• GOAL
Copy out all the lines exactly. Omit pictures.

• PROVIDED DATA
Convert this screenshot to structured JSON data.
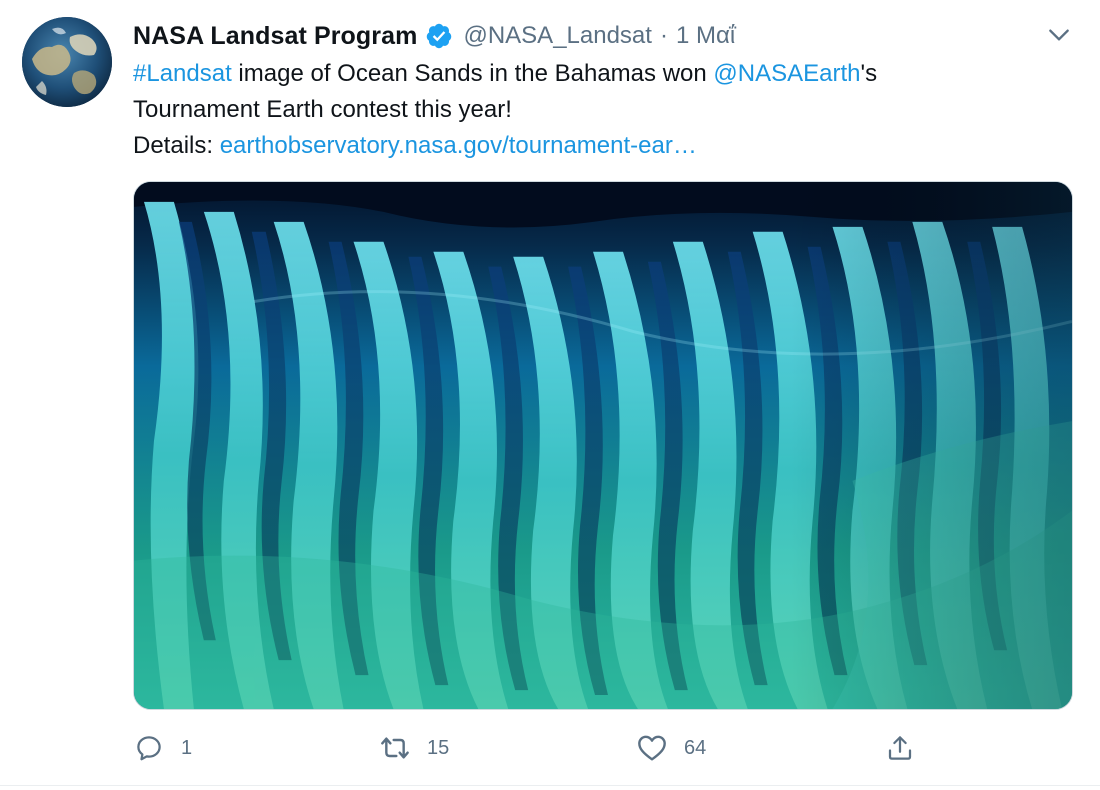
{
  "tweet": {
    "author": {
      "display_name": "NASA Landsat Program",
      "handle": "@NASA_Landsat",
      "separator": "·",
      "time": "1 Μαΐ",
      "verified": true,
      "avatar_icon": "globe-satellite-avatar"
    },
    "text": {
      "line1_hashtag": "#Landsat",
      "line1_text": " image of Ocean Sands in the Bahamas won ",
      "line1_mention": "@NASAEarth",
      "line1_suffix": "'s",
      "line2": "Tournament Earth contest this year!",
      "line3_prefix": "Details: ",
      "line3_link": "earthobservatory.nasa.gov/tournament-ear…"
    },
    "media": {
      "type": "satellite-photo",
      "subject": "turquoise-ocean-sand-ridges"
    },
    "actions": {
      "reply_count": "1",
      "retweet_count": "15",
      "like_count": "64",
      "reply_icon": "reply-icon",
      "retweet_icon": "retweet-icon",
      "like_icon": "heart-icon",
      "share_icon": "share-icon"
    },
    "colors": {
      "link": "#1b95e0",
      "secondary_text": "#5b7083",
      "verified_badge": "#1da1f2"
    }
  }
}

• OUTPUT FOR THIS EXERCISE
Convert this screenshot to structured JSON data.
{
  "tweet": {
    "author": {
      "display_name": "NASA Landsat Program",
      "handle": "@NASA_Landsat",
      "separator": "·",
      "time": "1 Μαΐ",
      "verified": true,
      "avatar_icon": "globe-satellite-avatar"
    },
    "text": {
      "line1_hashtag": "#Landsat",
      "line1_text": " image of Ocean Sands in the Bahamas won ",
      "line1_mention": "@NASAEarth",
      "line1_suffix": "'s",
      "line2": "Tournament Earth contest this year!",
      "line3_prefix": "Details: ",
      "line3_link": "earthobservatory.nasa.gov/tournament-ear…"
    },
    "media": {
      "type": "satellite-photo",
      "subject": "turquoise-ocean-sand-ridges"
    },
    "actions": {
      "reply_count": "1",
      "retweet_count": "15",
      "like_count": "64",
      "reply_icon": "reply-icon",
      "retweet_icon": "retweet-icon",
      "like_icon": "heart-icon",
      "share_icon": "share-icon"
    },
    "colors": {
      "link": "#1b95e0",
      "secondary_text": "#5b7083",
      "verified_badge": "#1da1f2"
    }
  }
}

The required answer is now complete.